* start Listed records *

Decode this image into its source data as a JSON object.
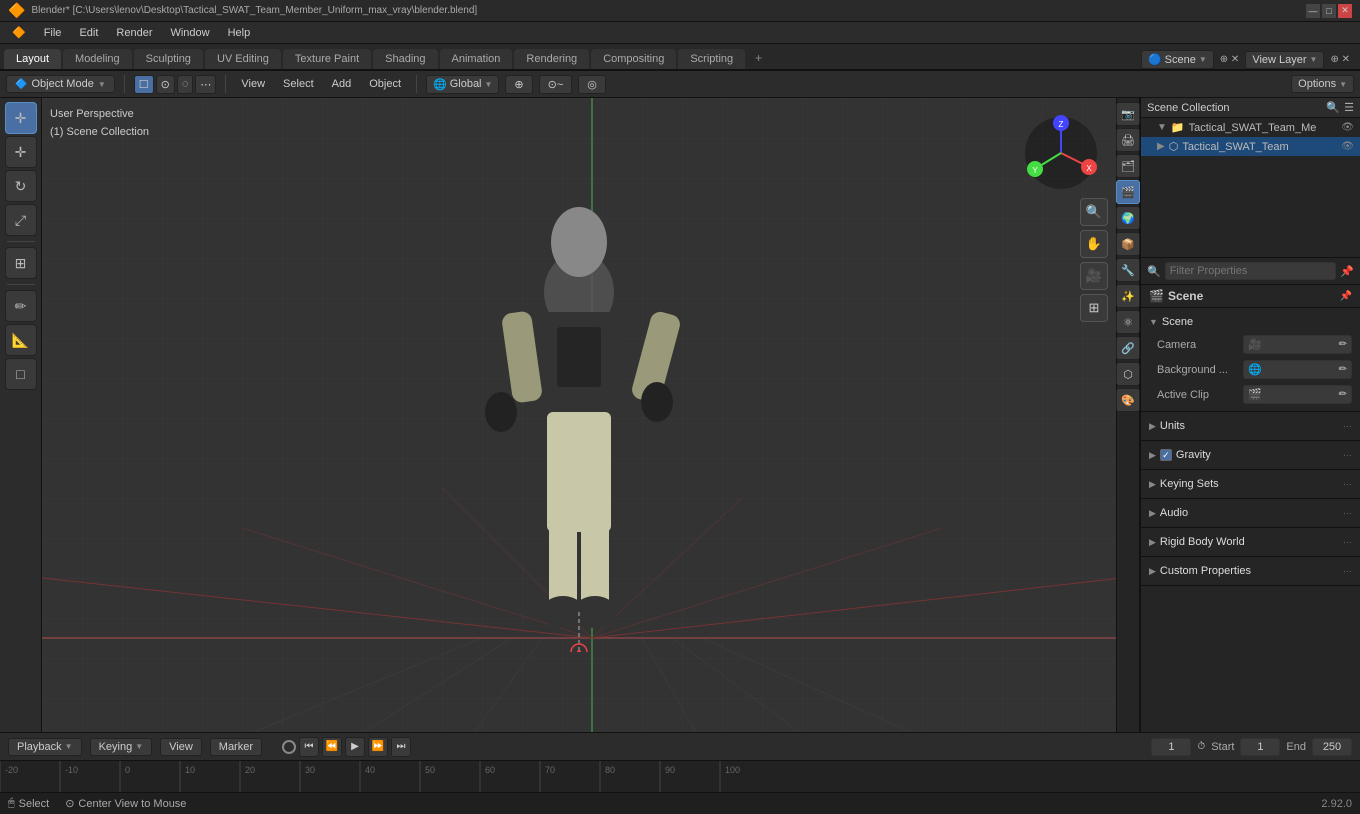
{
  "titlebar": {
    "title": "Blender* [C:\\Users\\lenov\\Desktop\\Tactical_SWAT_Team_Member_Uniform_max_vray\\blender.blend]",
    "controls": [
      "—",
      "□",
      "✕"
    ]
  },
  "menubar": {
    "items": [
      "Blender",
      "File",
      "Edit",
      "Render",
      "Window",
      "Help"
    ]
  },
  "tabs": {
    "items": [
      "Layout",
      "Modeling",
      "Sculpting",
      "UV Editing",
      "Texture Paint",
      "Shading",
      "Animation",
      "Rendering",
      "Compositing",
      "Scripting"
    ],
    "active": "Layout"
  },
  "header_toolbar": {
    "mode": "Object Mode",
    "view_label": "View",
    "select_label": "Select",
    "add_label": "Add",
    "object_label": "Object",
    "transform": "Global",
    "pivot": "⊕",
    "snap_label": "⊙",
    "options_label": "Options"
  },
  "viewport": {
    "info_line1": "User Perspective",
    "info_line2": "(1) Scene Collection",
    "overlay_btn": "●"
  },
  "outliner": {
    "title": "Scene Collection",
    "items": [
      {
        "label": "Tactical_SWAT_Team_Me",
        "icon": "📁",
        "indent": 1
      },
      {
        "label": "Tactical_SWAT_Team",
        "icon": "⬡",
        "indent": 2
      }
    ]
  },
  "properties": {
    "scene_header": "Scene",
    "sections": [
      {
        "label": "Scene",
        "expanded": true,
        "rows": [
          {
            "label": "Camera",
            "value": "🎥"
          },
          {
            "label": "Background ...",
            "value": "🌐"
          },
          {
            "label": "Active Clip",
            "value": "🎬"
          }
        ]
      },
      {
        "label": "Units",
        "expanded": false
      },
      {
        "label": "Gravity",
        "expanded": false,
        "checkbox": true,
        "checked": true
      },
      {
        "label": "Keying Sets",
        "expanded": false
      },
      {
        "label": "Audio",
        "expanded": false
      },
      {
        "label": "Rigid Body World",
        "expanded": false
      },
      {
        "label": "Custom Properties",
        "expanded": false
      }
    ]
  },
  "timeline": {
    "playback_label": "Playback",
    "keying_label": "Keying",
    "view_label": "View",
    "marker_label": "Marker",
    "frame_current": "1",
    "frame_start_label": "Start",
    "frame_start": "1",
    "frame_end_label": "End",
    "frame_end": "250"
  },
  "statusbar": {
    "select_label": "Select",
    "center_label": "Center View to Mouse",
    "version": "2.92.0"
  },
  "view_layer": {
    "label": "View Layer"
  },
  "scene_name": "Scene"
}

* end Listed records *

Exercise task> Give the number of lines containing the word "true". No other answer is needed.

Exercise answer> 3